Give back the full listing, character for character, with no pictures.

> Dataset content
···

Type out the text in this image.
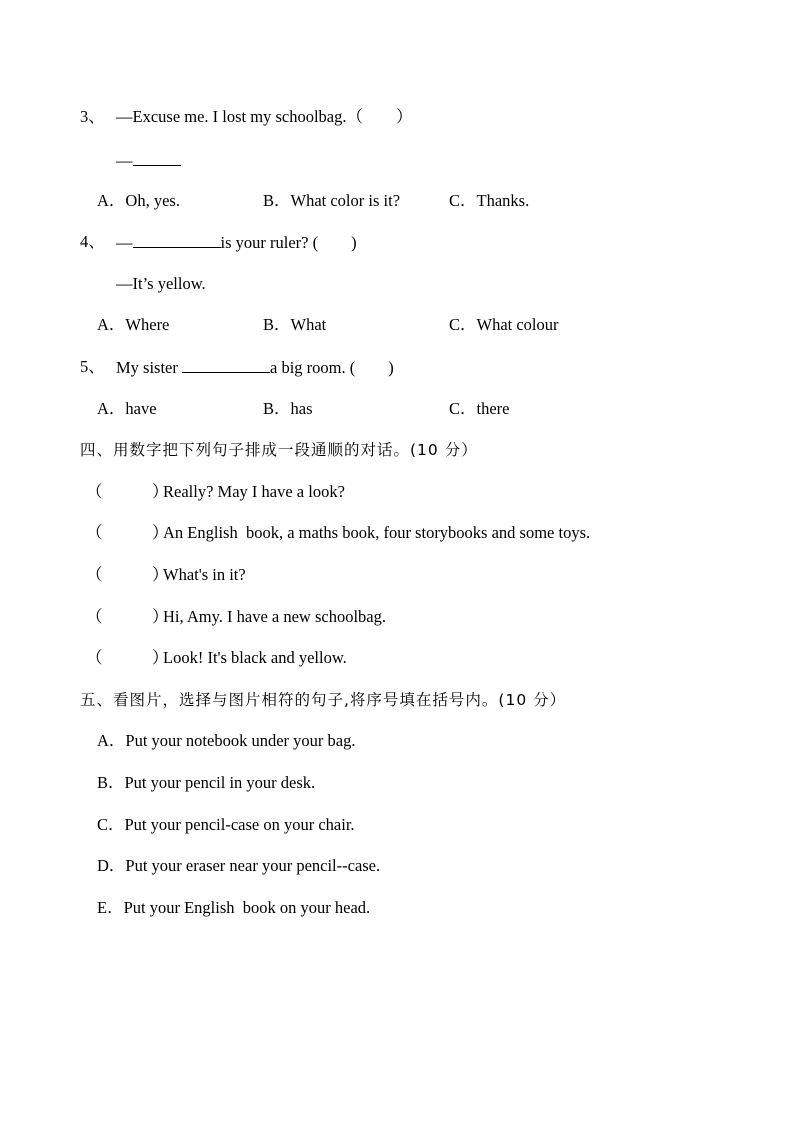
3、 —Excuse me. I lost my schoolbag.（　　）
—
A．Oh, yes.	B．What color is it?	C．Thanks.
4、 —	is your ruler? (　　)
—It’s yellow.
A．Where	B．What	C．What colour
5、 My sister	a big room. (　　)
A．have	B．has	C．there
四、用数字把下列句子排成一段通顺的对话。(10 分）
（　　　）
Really? May I have a look?
（　　　）
An English  book, a maths book, four storybooks and some toys.
（　　　）
What's in it?
（　　　）
Hi, Amy. I have a new schoolbag.
（　　　）
Look! It's black and yellow.
五、看图片，选择与图片相符的句子,将序号填在括号内。(10 分）
A．Put your notebook under your bag.
B．Put your pencil in your desk.
C．Put your pencil-case on your chair.
D．Put your eraser near your pencil--case.
E．Put your English  book on your head.
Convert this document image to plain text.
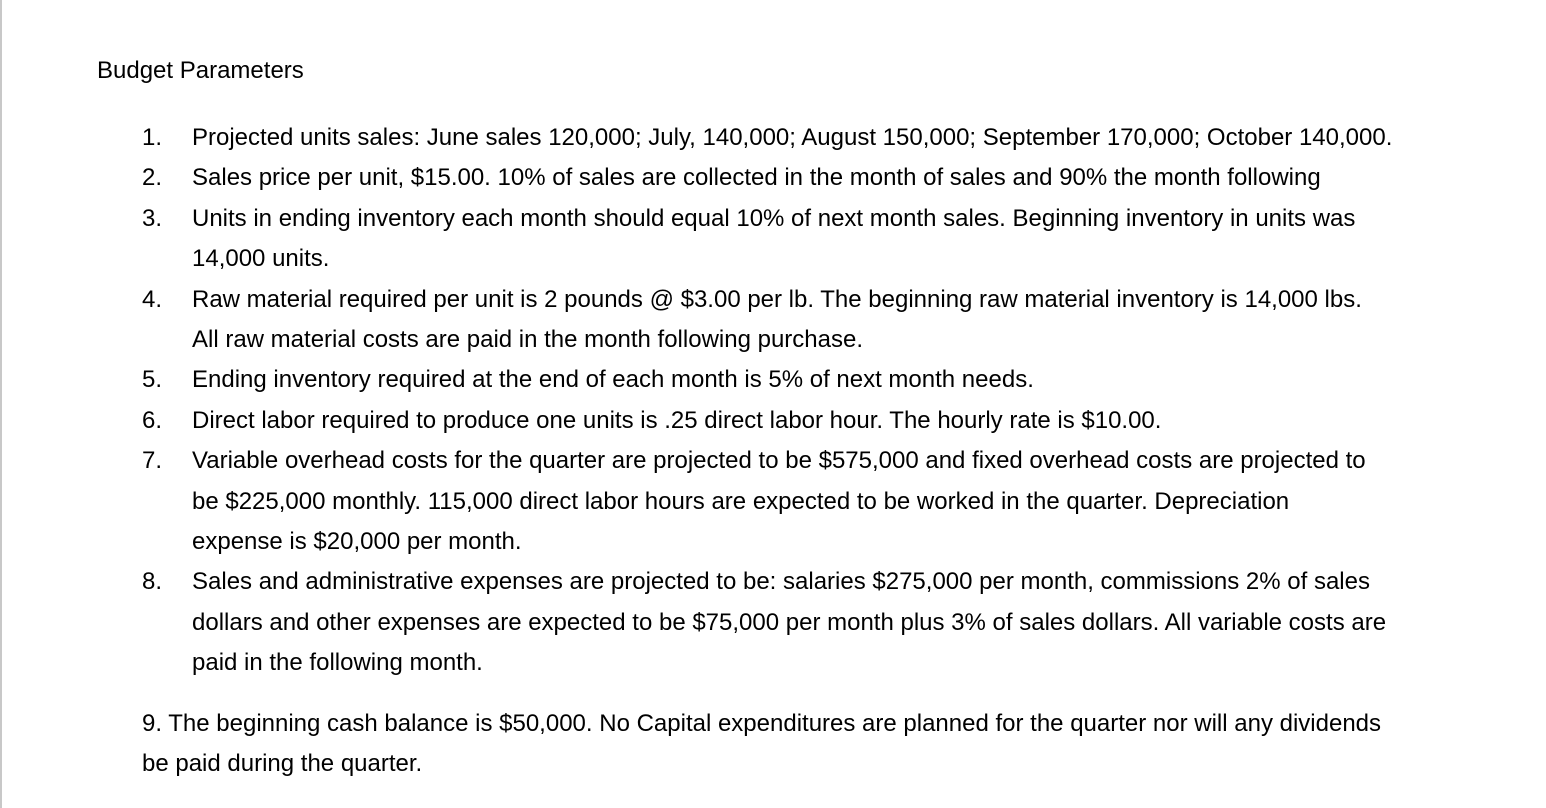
Budget Parameters
1.	Projected units sales: June sales 120,000; July, 140,000; August 150,000; September 170,000; October 140,000.
2.	Sales price per unit, $15.00. 10% of sales are collected in the month of sales and 90% the month following
3.	Units in ending inventory each month should equal 10% of next month sales. Beginning inventory in units was
14,000 units.
4.	Raw material required per unit is 2 pounds @ $3.00 per lb. The beginning raw material inventory is 14,000 lbs.
All raw material costs are paid in the month following purchase.
5.	Ending inventory required at the end of each month is 5% of next month needs.
6.	Direct labor required to produce one units is .25 direct labor hour. The hourly rate is $10.00.
7.	Variable overhead costs for the quarter are projected to be $575,000 and fixed overhead costs are projected to
be $225,000 monthly. 115,000 direct labor hours are expected to be worked in the quarter. Depreciation
expense is $20,000 per month.
8.	Sales and administrative expenses are projected to be: salaries $275,000 per month, commissions 2% of sales
dollars and other expenses are expected to be $75,000 per month plus 3% of sales dollars. All variable costs are
paid in the following month.
9. The beginning cash balance is $50,000. No Capital expenditures are planned for the quarter nor will any dividends
be paid during the quarter.
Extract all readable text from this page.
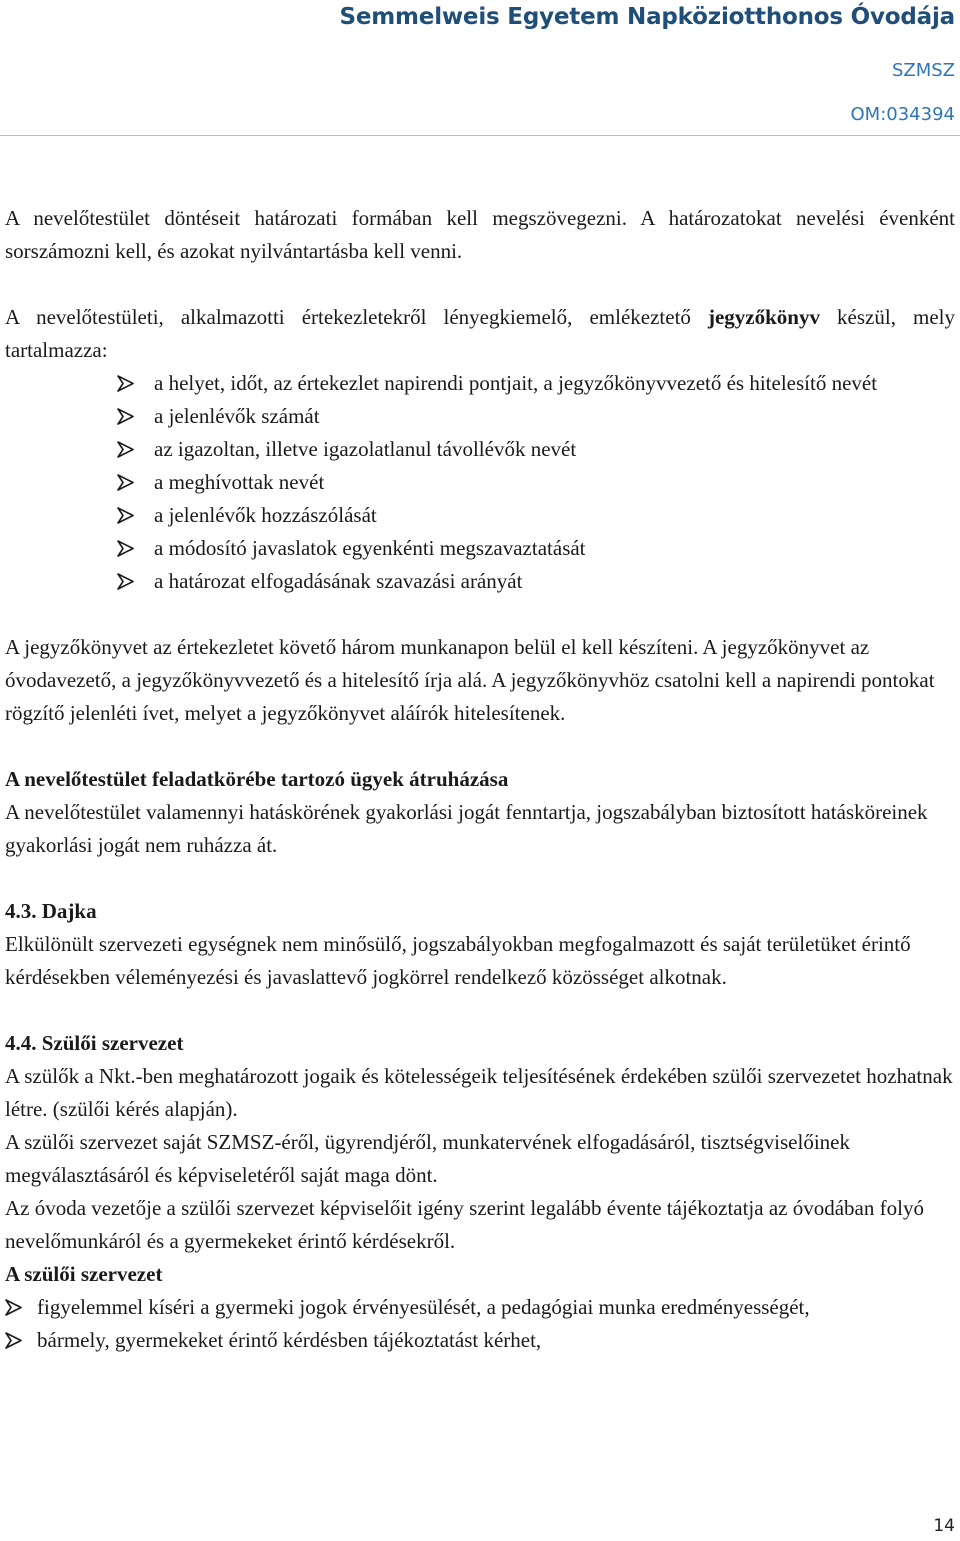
Semmelweis Egyetem Napköziotthonos Óvodája
SZMSZ
OM:034394

A nevelőtestület döntéseit határozati formában kell megszövegezni. A határozatokat nevelési évenként sorszámozni kell, és azokat nyilvántartásba kell venni.

A nevelőtestületi, alkalmazotti értekezletekről lényegkiemelő, emlékeztető jegyzőkönyv készül, mely tartalmazza:

a helyet, időt, az értekezlet napirendi pontjait, a jegyzőkönyvvezető és hitelesítő nevét
a jelenlévők számát
az igazoltan, illetve igazolatlanul távollévők nevét
a meghívottak nevét
a jelenlévők hozzászólását
a módosító javaslatok egyenkénti megszavaztatását
a határozat elfogadásának szavazási arányát

A jegyzőkönyvet az értekezletet követő három munkanapon belül el kell készíteni. A jegyzőkönyvet az óvodavezető, a jegyzőkönyvvezető és a hitelesítő írja alá. A jegyzőkönyvhöz csatolni kell a napirendi pontokat rögzítő jelenléti ívet, melyet a jegyzőkönyvet aláírók hitelesítenek.

A nevelőtestület feladatkörébe tartozó ügyek átruházása

A nevelőtestület valamennyi hatáskörének gyakorlási jogát fenntartja, jogszabályban biztosított hatásköreinek gyakorlási jogát nem ruházza át.

4.3. Dajka

Elkülönült szervezeti egységnek nem minősülő, jogszabályokban megfogalmazott és saját területüket érintő kérdésekben véleményezési és javaslattevő jogkörrel rendelkező közösséget alkotnak.

4.4. Szülői szervezet

A szülők a Nkt.-ben meghatározott jogaik és kötelességeik teljesítésének érdekében szülői szervezetet hozhatnak létre. (szülői kérés alapján).

A szülői szervezet saját SZMSZ-éről, ügyrendjéről, munkatervének elfogadásáról, tisztségviselőinek megválasztásáról és képviseletéről saját maga dönt.

Az óvoda vezetője a szülői szervezet képviselőit igény szerint legalább évente tájékoztatja az óvodában folyó nevelőmunkáról és a gyermekeket érintő kérdésekről.

A szülői szervezet

figyelemmel kíséri a gyermeki jogok érvényesülését, a pedagógiai munka eredményességét,
bármely, gyermekeket érintő kérdésben tájékoztatást kérhet,
14
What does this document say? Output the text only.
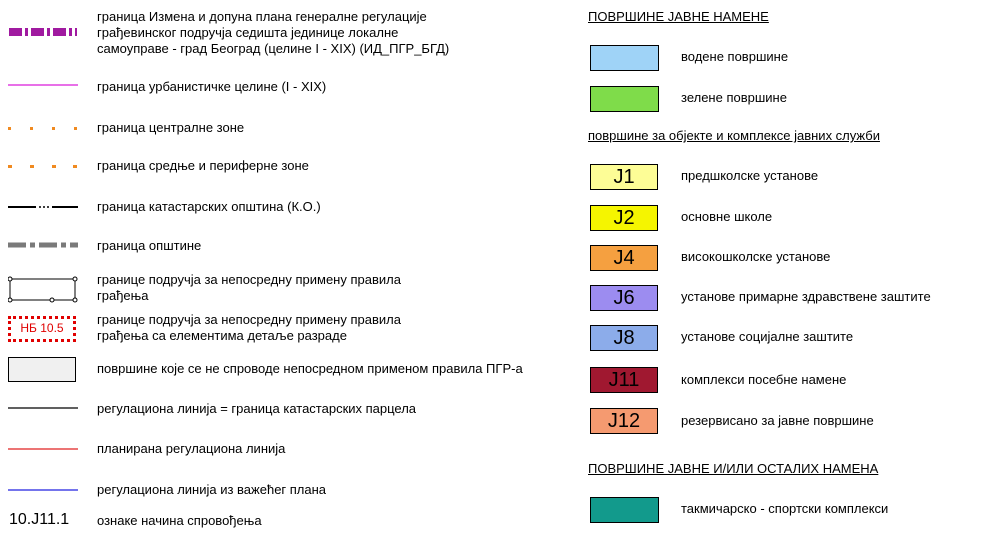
граница Измена и допуна плана генералне регулације
грађевинског подручја седишта јединице локалне
самоуправе - град Београд (целине I - XIX) (ИД_ПГР_БГД)
граница урбанистичке целине (I - XIX)
граница централне зоне
граница средње и периферне зоне
граница катастарских општина (К.О.)
граница општине
границе подручја за непосредну примену правила
грађења
НБ 10.5
границе подручја за непосредну примену правила
грађења са елементима детаље разраде
површине које се не спроводе непосредном применом правила ПГР-а
регулациона линија = граница катастарских парцела
планирана регулациона линија
регулациона линија из важећег плана
10.J11.1 ознаке начина спровођења
ПОВРШИНЕ ЈАВНЕ НАМЕНЕ
водене површине
зелене површине
површине за објекте и комплексе јавних служби
J1	предшколске установе
J2	основне школе
J4	високошколске установе
J6	установе примарне здравствене заштите
J8	установе социјалне заштите
J11	комплекси посебне намене
J12	резервисано за јавне површине
ПОВРШИНЕ ЈАВНЕ И/ИЛИ ОСТАЛИХ НАМЕНА
такмичарско - спортски комплекси
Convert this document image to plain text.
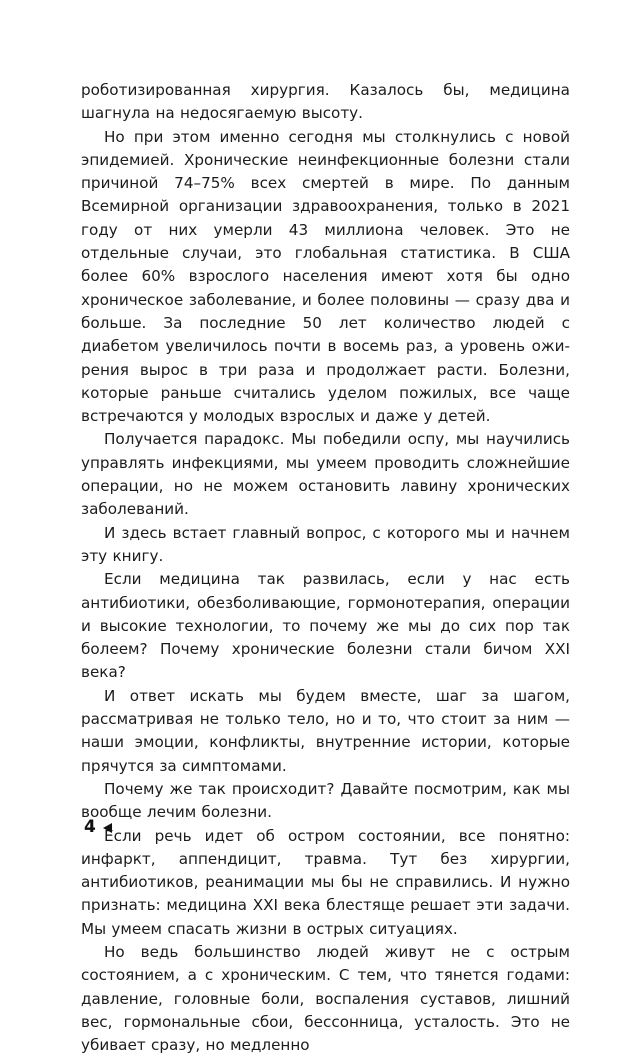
роботизированная хирургия. Казалось бы, медицина шагнула на недосягаемую высоту.

Но при этом именно сегодня мы столкнулись с новой эпидемией. Хронические неинфекционные болезни стали причиной 74–75% всех смертей в мире. По данным Всемирной организации здравоохранения, только в 2021 году от них умерли 43 миллиона человек. Это не отдельные случаи, это глобальная статистика. В США более 60% взрослого населения имеют хотя бы одно хроническое заболевание, и более половины — сразу два и больше. За последние 50 лет количество людей с диабетом увеличилось почти в восемь раз, а уровень ожирения вырос в три раза и продолжает расти. Болезни, которые раньше считались уделом пожилых, все чаще встречаются у молодых взрослых и даже у детей.

Получается парадокс. Мы победили оспу, мы научились управлять инфекциями, мы умеем проводить сложнейшие операции, но не можем остановить лавину хронических заболеваний.

И здесь встает главный вопрос, с которого мы и начнем эту книгу.

Если медицина так развилась, если у нас есть антибиотики, обезболивающие, гормонотерапия, операции и высокие технологии, то почему же мы до сих пор так болеем? Почему хронические болезни стали бичом XXI века?

И ответ искать мы будем вместе, шаг за шагом, рассматривая не только тело, но и то, что стоит за ним — наши эмоции, конфликты, внутренние истории, которые прячутся за симптомами.

Почему же так происходит? Давайте посмотрим, как мы вообще лечим болезни.

Если речь идет об остром состоянии, все понятно: инфаркт, аппендицит, травма. Тут без хирургии, антибиотиков, реанимации мы бы не справились. И нужно признать: медицина XXI века блестяще решает эти задачи. Мы умеем спасать жизни в острых ситуациях.

Но ведь большинство людей живут не с острым состоянием, а с хроническим. С тем, что тянется годами: давление, головные боли, воспаления суставов, лишний вес, гормональные сбои, бессонница, усталость. Это не убивает сразу, но медленно

4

···

> Completed task
Type out the text in this image.
3、 —Excuse me. I lost my schoolbag.（　　）
—
A．Oh, yes.	B．What color is it?	C．Thanks.
4、 —	is your ruler? (　　)
—It’s yellow.
A．Where	B．What	C．What colour
5、 My sister	a big room. (　　)
A．have	B．has	C．there
四、用数字把下列句子排成一段通顺的对话。(10 分）
（　　　）
Really? May I have a look?
（　　　）
An English  book, a maths book, four storybooks and some toys.
（　　　）
What's in it?
（　　　）
Hi, Amy. I have a new schoolbag.
（　　　）
Look! It's black and yellow.
五、看图片，选择与图片相符的句子,将序号填在括号内。(10 分）
A．Put your notebook under your bag.
B．Put your pencil in your desk.
C．Put your pencil-case on your chair.
D．Put your eraser near your pencil--case.
E．Put your English  book on your head.
Convert this document image to plain text.
Budget Parameters
1.	Projected units sales: June sales 120,000; July, 140,000; August 150,000; September 170,000; October 140,000.
2.	Sales price per unit, $15.00. 10% of sales are collected in the month of sales and 90% the month following
3.	Units in ending inventory each month should equal 10% of next month sales. Beginning inventory in units was
14,000 units.
4.	Raw material required per unit is 2 pounds @ $3.00 per lb. The beginning raw material inventory is 14,000 lbs.
All raw material costs are paid in the month following purchase.
5.	Ending inventory required at the end of each month is 5% of next month needs.
6.	Direct labor required to produce one units is .25 direct labor hour. The hourly rate is $10.00.
7.	Variable overhead costs for the quarter are projected to be $575,000 and fixed overhead costs are projected to
be $225,000 monthly. 115,000 direct labor hours are expected to be worked in the quarter. Depreciation
expense is $20,000 per month.
8.	Sales and administrative expenses are projected to be: salaries $275,000 per month, commissions 2% of sales
dollars and other expenses are expected to be $75,000 per month plus 3% of sales dollars. All variable costs are
paid in the following month.
9. The beginning cash balance is $50,000. No Capital expenditures are planned for the quarter nor will any dividends
be paid during the quarter.
Extract all readable text from this page.
Semmelweis Egyetem Napköziotthonos Óvodája
SZMSZ
OM:034394

A nevelőtestület döntéseit határozati formában kell megszövegezni. A határozatokat nevelési évenként sorszámozni kell, és azokat nyilvántartásba kell venni.

A nevelőtestületi, alkalmazotti értekezletekről lényegkiemelő, emlékeztető jegyzőkönyv készül, mely tartalmazza:

a helyet, időt, az értekezlet napirendi pontjait, a jegyzőkönyvvezető és hitelesítő nevét
a jelenlévők számát
az igazoltan, illetve igazolatlanul távollévők nevét
a meghívottak nevét
a jelenlévők hozzászólását
a módosító javaslatok egyenkénti megszavaztatását
a határozat elfogadásának szavazási arányát

A jegyzőkönyvet az értekezletet követő három munkanapon belül el kell készíteni. A jegyzőkönyvet az óvodavezető, a jegyzőkönyvvezető és a hitelesítő írja alá. A jegyzőkönyvhöz csatolni kell a napirendi pontokat rögzítő jelenléti ívet, melyet a jegyzőkönyvet aláírók hitelesítenek.

A nevelőtestület feladatkörébe tartozó ügyek átruházása

A nevelőtestület valamennyi hatáskörének gyakorlási jogát fenntartja, jogszabályban biztosított hatásköreinek gyakorlási jogát nem ruházza át.

4.3. Dajka

Elkülönült szervezeti egységnek nem minősülő, jogszabályokban megfogalmazott és saját területüket érintő kérdésekben véleményezési és javaslattevő jogkörrel rendelkező közösséget alkotnak.

4.4. Szülői szervezet

A szülők a Nkt.-ben meghatározott jogaik és kötelességeik teljesítésének érdekében szülői szervezetet hozhatnak létre. (szülői kérés alapján).

A szülői szervezet saját SZMSZ-éről, ügyrendjéről, munkatervének elfogadásáról, tisztségviselőinek megválasztásáról és képviseletéről saját maga dönt.

Az óvoda vezetője a szülői szervezet képviselőit igény szerint legalább évente tájékoztatja az óvodában folyó nevelőmunkáról és a gyermekeket érintő kérdésekről.

A szülői szervezet

figyelemmel kíséri a gyermeki jogok érvényesülését, a pedagógiai munka eredményességét,
bármely, gyermekeket érintő kérdésben tájékoztatást kérhet,
14
What does this document say? Output the text only.
граница Измена и допуна плана генералне регулације
грађевинског подручја седишта јединице локалне
самоуправе - град Београд (целине I - XIX) (ИД_ПГР_БГД)
граница урбанистичке целине (I - XIX)
граница централне зоне
граница средње и периферне зоне
граница катастарских општина (К.О.)
граница општине
границе подручја за непосредну примену правила
грађења
НБ 10.5
границе подручја за непосредну примену правила
грађења са елементима детаље разраде
површине које се не спроводе непосредном применом правила ПГР-а
регулациона линија = граница катастарских парцела
планирана регулациона линија
регулациона линија из важећег плана
10.J11.1 ознаке начина спровођења
ПОВРШИНЕ ЈАВНЕ НАМЕНЕ
водене површине
зелене површине
површине за објекте и комплексе јавних служби
J1	предшколске установе
J2	основне школе
J4	високошколске установе
J6	установе примарне здравствене заштите
J8	установе социјалне заштите
J11	комплекси посебне намене
J12	резервисано за јавне површине
ПОВРШИНЕ ЈАВНЕ И/ИЛИ ОСТАЛИХ НАМЕНА
такмичарско - спортски комплекси
Convert this document image to plain text.
роботизированная хирургия. Казалось бы, медицина шагнула на недосягаемую высоту.

Но при этом именно сегодня мы столкнулись с новой эпидемией. Хронические неинфекционные болезни стали причиной 74–75% всех смертей в мире. По данным Всемирной организации здравоохранения, только в 2021 году от них умерли 43 миллиона человек. Это не отдельные случаи, это глобальная статистика. В США более 60% взрослого населения имеют хотя бы одно хроническое заболевание, и более половины — сразу два и больше. За последние 50 лет количество людей с диабетом увеличилось почти в восемь раз, а уровень ожирения вырос в три раза и продолжает расти. Болезни, которые раньше считались уделом пожилых, все чаще встречаются у молодых взрослых и даже у детей.

Получается парадокс. Мы победили оспу, мы научились управлять инфекциями, мы умеем проводить сложнейшие операции, но не можем остановить лавину хронических заболеваний.

И здесь встает главный вопрос, с которого мы и начнем эту книгу.

Если медицина так развилась, если у нас есть антибиотики, обезболивающие, гормонотерапия, операции и высокие технологии, то почему же мы до сих пор так болеем? Почему хронические болезни стали бичом XXI века?

И ответ искать мы будем вместе, шаг за шагом, рассматривая не только тело, но и то, что стоит за ним — наши эмоции, конфликты, внутренние истории, которые прячутся за симптомами.

Почему же так происходит? Давайте посмотрим, как мы вообще лечим болезни.

Если речь идет об остром состоянии, все понятно: инфаркт, аппендицит, травма. Тут без хирургии, антибиотиков, реанимации мы бы не справились. И нужно признать: медицина XXI века блестяще решает эти задачи. Мы умеем спасать жизни в острых ситуациях.

Но ведь большинство людей живут не с острым состоянием, а с хроническим. С тем, что тянется годами: давление, головные боли, воспаления суставов, лишний вес, гормональные сбои, бессонница, усталость. Это не убивает сразу, но медленно

4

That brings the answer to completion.